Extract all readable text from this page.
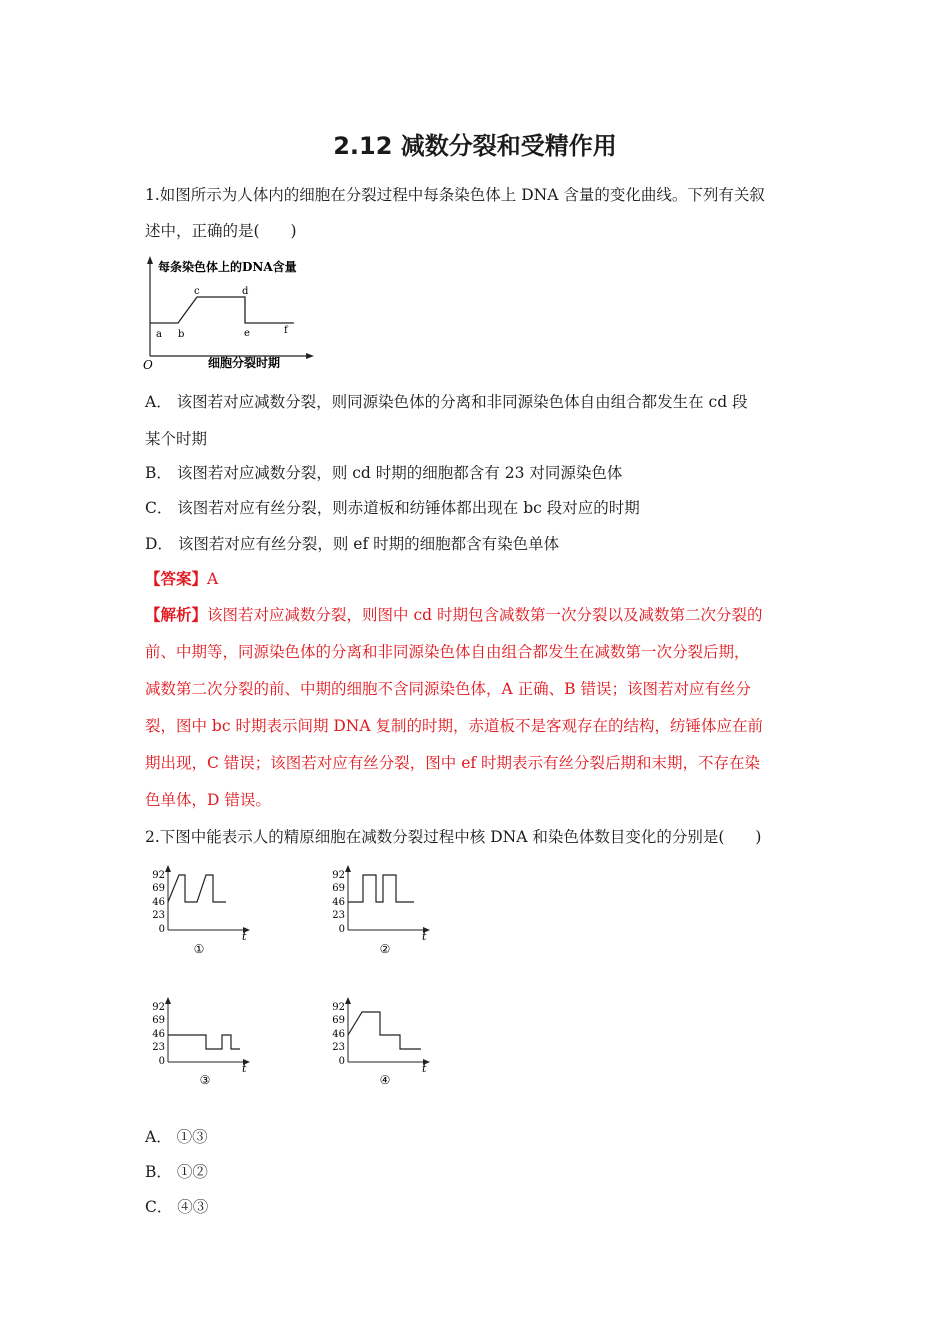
2.12 减数分裂和受精作用
1.如图所示为人体内的细胞在分裂过程中每条染色体上 DNA 含量的变化曲线。下列有关叙
述中，正确的是(　　)
每条染色体上的DNA含量
细胞分裂时期
O
a b
c	d
e	f
A． 该图若对应减数分裂，则同源染色体的分离和非同源染色体自由组合都发生在 cd 段
某个时期
B． 该图若对应减数分裂，则 cd 时期的细胞都含有 23 对同源染色体
C． 该图若对应有丝分裂，则赤道板和纺锤体都出现在 bc 段对应的时期
D． 该图若对应有丝分裂，则 ef 时期的细胞都含有染色单体
【答案】A
【解析】该图若对应减数分裂，则图中 cd 时期包含减数第一次分裂以及减数第二次分裂的
前、中期等，同源染色体的分离和非同源染色体自由组合都发生在减数第一次分裂后期，
减数第二次分裂的前、中期的细胞不含同源染色体，A 正确、B 错误；该图若对应有丝分
裂，图中 bc 时期表示间期 DNA 复制的时期，赤道板不是客观存在的结构，纺锤体应在前
期出现，C 错误；该图若对应有丝分裂，图中 ef 时期表示有丝分裂后期和末期，不存在染
色单体，D 错误。
2.下图中能表示人的精原细胞在减数分裂过程中核 DNA 和染色体数目变化的分别是(　　)
92
69
46
23
0
t
①
92
69
46
23
0
t
②
92
69
46
23
0
t
③
92
69
46
23
0
t
④
A． ①③
B． ①②
C． ④③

━━━━━━━━

## SHORT TASK
Transcribe every line in the entries above, taking out only the images.

## THE ANSWER
Extract all readable text from this page.
2.12 减数分裂和受精作用
1.如图所示为人体内的细胞在分裂过程中每条染色体上 DNA 含量的变化曲线。下列有关叙
述中，正确的是(　　)
每条染色体上的DNA含量
细胞分裂时期
O
a b
c	d
e	f
A． 该图若对应减数分裂，则同源染色体的分离和非同源染色体自由组合都发生在 cd 段
某个时期
B． 该图若对应减数分裂，则 cd 时期的细胞都含有 23 对同源染色体
C． 该图若对应有丝分裂，则赤道板和纺锤体都出现在 bc 段对应的时期
D． 该图若对应有丝分裂，则 ef 时期的细胞都含有染色单体
【答案】A
【解析】该图若对应减数分裂，则图中 cd 时期包含减数第一次分裂以及减数第二次分裂的
前、中期等，同源染色体的分离和非同源染色体自由组合都发生在减数第一次分裂后期，
减数第二次分裂的前、中期的细胞不含同源染色体，A 正确、B 错误；该图若对应有丝分
裂，图中 bc 时期表示间期 DNA 复制的时期，赤道板不是客观存在的结构，纺锤体应在前
期出现，C 错误；该图若对应有丝分裂，图中 ef 时期表示有丝分裂后期和末期，不存在染
色单体，D 错误。
2.下图中能表示人的精原细胞在减数分裂过程中核 DNA 和染色体数目变化的分别是(　　)
92
69
46
23
0
t
①
92
69
46
23
0
t
②
92
69
46
23
0
t
③
92
69
46
23
0
t
④
A． ①③
B． ①②
C． ④③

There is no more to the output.